Con questo suggestivo brano, Vinicio Capossela concepisce una poesia in musica ispirata al capitano Achab e alla sua ossessione per Moby Dick, la balena bianca che nasconde uno sconfinato universo simbolico.

Il 1° agosto 1819 nasceva a New York Herman Melville, autore di uno dei più grandi capolavori della letteratura mondiale, “Moby Dick”, che ha ispirato autori e artisti di tutti i tempi.

Vinicio Capossela, per esempio, nel suo album “Marinai, profeti e balene”, ha dedicato un brano all’ossessione del Capitano Achab per la balena bianca. “La bianchezza della balena” non è una semplice canzone, ma una poesia musicata che ci trasporta nel mondo di Moby Dick, alla scoperta delle nostre paure più profonde e della nostra fragilità, che ci rende speciali.

→ Dati forniti

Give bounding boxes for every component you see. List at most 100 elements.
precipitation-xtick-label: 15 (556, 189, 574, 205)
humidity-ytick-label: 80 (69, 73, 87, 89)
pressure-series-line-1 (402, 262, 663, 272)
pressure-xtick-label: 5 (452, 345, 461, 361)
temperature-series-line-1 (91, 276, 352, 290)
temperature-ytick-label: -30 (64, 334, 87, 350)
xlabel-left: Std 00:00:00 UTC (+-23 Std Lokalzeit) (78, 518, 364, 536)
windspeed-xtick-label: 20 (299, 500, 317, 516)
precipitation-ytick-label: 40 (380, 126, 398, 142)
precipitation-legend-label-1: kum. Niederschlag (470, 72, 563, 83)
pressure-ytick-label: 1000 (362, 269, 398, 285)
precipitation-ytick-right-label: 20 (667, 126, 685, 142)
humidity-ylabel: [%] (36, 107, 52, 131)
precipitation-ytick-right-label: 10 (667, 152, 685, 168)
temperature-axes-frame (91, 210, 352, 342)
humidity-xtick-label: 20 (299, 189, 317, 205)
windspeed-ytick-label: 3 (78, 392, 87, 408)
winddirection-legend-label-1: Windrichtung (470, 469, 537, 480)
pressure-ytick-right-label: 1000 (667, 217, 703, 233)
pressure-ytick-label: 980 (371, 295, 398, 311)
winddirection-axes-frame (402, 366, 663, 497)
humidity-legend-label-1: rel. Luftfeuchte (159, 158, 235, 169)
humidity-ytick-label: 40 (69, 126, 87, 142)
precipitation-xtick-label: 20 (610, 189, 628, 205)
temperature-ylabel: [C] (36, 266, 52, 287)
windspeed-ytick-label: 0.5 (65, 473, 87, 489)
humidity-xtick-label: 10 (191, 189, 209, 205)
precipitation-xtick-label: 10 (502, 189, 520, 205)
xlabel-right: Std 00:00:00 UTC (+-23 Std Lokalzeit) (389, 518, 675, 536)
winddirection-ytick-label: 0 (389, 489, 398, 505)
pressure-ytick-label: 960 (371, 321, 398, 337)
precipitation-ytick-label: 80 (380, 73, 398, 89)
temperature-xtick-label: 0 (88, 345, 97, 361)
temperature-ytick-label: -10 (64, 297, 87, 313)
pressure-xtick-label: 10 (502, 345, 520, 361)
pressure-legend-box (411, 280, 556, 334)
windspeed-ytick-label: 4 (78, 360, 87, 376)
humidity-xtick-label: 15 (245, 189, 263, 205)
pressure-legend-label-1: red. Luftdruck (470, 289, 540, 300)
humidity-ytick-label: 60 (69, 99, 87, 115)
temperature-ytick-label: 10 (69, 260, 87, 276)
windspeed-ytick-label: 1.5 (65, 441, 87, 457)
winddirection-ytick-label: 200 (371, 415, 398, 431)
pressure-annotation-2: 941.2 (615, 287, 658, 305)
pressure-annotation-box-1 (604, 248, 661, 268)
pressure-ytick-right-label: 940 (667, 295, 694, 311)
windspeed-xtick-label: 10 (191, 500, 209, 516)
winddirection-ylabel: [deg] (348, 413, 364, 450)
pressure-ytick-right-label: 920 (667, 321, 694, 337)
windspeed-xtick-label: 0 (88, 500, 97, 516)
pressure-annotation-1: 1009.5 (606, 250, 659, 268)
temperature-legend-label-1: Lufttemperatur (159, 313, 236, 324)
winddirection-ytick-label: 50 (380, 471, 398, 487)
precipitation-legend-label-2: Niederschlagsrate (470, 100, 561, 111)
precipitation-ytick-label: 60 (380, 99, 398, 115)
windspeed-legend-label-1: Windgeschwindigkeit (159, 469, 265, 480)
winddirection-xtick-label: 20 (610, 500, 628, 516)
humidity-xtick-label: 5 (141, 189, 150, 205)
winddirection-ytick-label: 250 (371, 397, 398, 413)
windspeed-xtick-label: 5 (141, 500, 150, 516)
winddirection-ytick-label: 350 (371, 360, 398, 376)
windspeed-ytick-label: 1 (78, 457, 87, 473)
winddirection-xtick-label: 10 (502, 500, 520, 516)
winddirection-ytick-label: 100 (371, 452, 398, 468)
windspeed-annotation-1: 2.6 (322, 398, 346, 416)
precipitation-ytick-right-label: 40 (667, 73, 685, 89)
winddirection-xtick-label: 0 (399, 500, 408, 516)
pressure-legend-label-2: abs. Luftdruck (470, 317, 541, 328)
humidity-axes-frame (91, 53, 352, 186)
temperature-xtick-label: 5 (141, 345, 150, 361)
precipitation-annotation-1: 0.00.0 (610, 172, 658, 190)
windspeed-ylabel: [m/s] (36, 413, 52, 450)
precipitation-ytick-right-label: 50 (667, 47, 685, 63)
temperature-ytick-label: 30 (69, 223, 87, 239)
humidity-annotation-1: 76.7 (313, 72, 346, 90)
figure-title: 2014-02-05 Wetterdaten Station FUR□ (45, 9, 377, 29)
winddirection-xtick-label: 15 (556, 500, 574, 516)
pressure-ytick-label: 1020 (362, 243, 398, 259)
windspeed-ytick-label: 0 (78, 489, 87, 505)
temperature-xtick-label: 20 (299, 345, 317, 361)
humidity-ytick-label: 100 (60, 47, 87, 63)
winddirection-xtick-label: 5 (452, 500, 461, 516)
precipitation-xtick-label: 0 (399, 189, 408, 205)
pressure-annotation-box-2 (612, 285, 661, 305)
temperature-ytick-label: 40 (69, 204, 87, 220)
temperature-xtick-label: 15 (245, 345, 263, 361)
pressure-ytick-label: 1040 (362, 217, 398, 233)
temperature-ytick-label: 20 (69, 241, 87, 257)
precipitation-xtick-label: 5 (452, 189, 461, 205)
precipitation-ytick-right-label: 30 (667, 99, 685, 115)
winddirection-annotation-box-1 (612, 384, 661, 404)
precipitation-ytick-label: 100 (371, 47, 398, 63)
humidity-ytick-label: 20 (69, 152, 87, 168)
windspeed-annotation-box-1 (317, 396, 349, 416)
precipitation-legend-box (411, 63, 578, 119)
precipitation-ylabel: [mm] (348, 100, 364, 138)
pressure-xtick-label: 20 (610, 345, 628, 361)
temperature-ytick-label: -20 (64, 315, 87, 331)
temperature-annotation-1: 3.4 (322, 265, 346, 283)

→ Compiti da svolgere
a) Modifica il tratto dell'elenco che va dall'inizio fino alla riga contenente "pressure-xtick-label: 5 (452, 345, 461, 361)", entrambe le estremità incluse, sostituendo "precipitation" con "rainfall" e lasciando invariato tutto il resto.
b) Prosegui il testo su Vinicio Capossela e Moby Dick a partire dalla sua ultima frase.

→ Elenco delle risposte
a)
Give bounding boxes for every component you see. List at most 100 elements.
rainfall-xtick-label: 15 (556, 189, 574, 205)
humidity-ytick-label: 80 (69, 73, 87, 89)
pressure-series-line-1 (402, 262, 663, 272)
pressure-xtick-label: 5 (452, 345, 461, 361)

b)
Il bianco, colore di purezza e di fragilità

Con “Marinai, profeti e balene”, Vinicio Capossela ha dato vita a un album magico, dalle atmosfere surreali, che attraverso l’incanto e il mistero del mare racconta sogni, paure e fragilità degli esseri umani. “La bianchezza della balena” prende spunto dal 42esimo capitolo di “Moby Dick”, di cui condividiamo un breve estratto:

“È forse perché con la sua indefinitezza, adombra i vuoti e le immensità disumane dell’universo e, in tal modo, ci colpisce alle spalle con il pensiero dell’annullamento, quando contempliamo le bianche profondità della Via Lattea? O è forse perché, nella sua essenza, il bianco non è tanto un colore quanto l’assenza visibile del colore e, al tempo stesso, la fusione di tutti i colori; è forse per questi motivi che c’è una così muta vacuità, piena di significato, in un vasto paesaggio nevoso –  un incolore onnicolore d’ateismo dal quale rifuggiamo?”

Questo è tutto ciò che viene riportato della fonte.